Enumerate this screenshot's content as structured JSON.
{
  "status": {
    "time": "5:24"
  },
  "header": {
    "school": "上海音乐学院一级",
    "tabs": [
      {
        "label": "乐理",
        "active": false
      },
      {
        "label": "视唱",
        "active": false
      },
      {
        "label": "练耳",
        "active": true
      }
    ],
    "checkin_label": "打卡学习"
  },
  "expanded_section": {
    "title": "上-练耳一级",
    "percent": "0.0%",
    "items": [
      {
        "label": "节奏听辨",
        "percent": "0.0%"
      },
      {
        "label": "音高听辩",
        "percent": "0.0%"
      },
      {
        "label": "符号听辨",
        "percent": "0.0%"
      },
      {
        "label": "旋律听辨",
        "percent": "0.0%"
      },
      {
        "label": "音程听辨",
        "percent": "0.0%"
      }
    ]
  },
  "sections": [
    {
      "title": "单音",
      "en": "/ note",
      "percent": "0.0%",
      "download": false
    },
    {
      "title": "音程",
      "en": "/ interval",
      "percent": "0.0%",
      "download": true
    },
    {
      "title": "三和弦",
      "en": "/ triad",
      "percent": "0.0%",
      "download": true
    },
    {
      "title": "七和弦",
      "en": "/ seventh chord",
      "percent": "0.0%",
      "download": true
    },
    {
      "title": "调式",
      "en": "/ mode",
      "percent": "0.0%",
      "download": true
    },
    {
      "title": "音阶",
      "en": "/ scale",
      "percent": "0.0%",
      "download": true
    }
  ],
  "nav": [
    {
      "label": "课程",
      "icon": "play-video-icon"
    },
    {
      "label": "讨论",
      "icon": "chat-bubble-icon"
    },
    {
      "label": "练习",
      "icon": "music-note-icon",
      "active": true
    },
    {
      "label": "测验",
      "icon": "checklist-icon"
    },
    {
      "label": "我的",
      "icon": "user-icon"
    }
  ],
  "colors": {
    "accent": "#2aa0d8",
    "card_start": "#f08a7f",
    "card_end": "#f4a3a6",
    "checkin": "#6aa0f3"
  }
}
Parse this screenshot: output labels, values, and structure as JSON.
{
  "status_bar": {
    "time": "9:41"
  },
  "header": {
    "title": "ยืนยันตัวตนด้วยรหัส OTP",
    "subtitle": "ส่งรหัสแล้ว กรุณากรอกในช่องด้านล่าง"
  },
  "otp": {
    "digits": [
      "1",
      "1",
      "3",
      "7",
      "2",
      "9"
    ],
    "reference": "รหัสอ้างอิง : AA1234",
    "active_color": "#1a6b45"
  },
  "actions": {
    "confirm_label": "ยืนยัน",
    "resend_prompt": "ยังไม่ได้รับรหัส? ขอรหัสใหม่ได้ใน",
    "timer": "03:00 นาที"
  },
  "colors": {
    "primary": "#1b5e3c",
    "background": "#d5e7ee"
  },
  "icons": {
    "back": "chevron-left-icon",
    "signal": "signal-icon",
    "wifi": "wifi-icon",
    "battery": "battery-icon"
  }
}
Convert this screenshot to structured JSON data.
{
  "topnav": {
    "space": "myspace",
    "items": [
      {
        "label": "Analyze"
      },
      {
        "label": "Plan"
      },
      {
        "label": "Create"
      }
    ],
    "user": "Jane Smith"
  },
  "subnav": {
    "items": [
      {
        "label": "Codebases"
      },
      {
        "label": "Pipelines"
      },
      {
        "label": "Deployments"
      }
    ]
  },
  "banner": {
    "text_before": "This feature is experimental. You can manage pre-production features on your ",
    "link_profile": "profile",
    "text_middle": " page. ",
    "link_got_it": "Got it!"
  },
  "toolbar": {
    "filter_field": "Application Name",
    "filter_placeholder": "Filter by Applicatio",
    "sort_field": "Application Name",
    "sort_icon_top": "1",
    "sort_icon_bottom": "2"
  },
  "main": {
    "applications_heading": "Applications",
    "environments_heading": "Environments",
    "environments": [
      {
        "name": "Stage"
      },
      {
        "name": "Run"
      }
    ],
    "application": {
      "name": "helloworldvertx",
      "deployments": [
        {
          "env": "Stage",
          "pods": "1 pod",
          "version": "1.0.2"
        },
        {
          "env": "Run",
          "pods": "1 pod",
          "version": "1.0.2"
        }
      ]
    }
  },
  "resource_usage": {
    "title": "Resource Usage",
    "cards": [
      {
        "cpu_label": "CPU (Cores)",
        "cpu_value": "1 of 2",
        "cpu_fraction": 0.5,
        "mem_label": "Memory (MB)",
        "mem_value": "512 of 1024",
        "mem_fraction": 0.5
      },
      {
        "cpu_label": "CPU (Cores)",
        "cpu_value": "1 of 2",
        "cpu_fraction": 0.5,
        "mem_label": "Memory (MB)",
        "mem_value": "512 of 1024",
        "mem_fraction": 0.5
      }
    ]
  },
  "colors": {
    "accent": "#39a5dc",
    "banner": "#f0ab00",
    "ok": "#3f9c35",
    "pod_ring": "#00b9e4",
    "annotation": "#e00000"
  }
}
####################
__WORK INSTRUCTIONS__
Report how many lines include the word "JSON". Give nothing but the number.

__ANSWER TO THIS EXERCISE__
3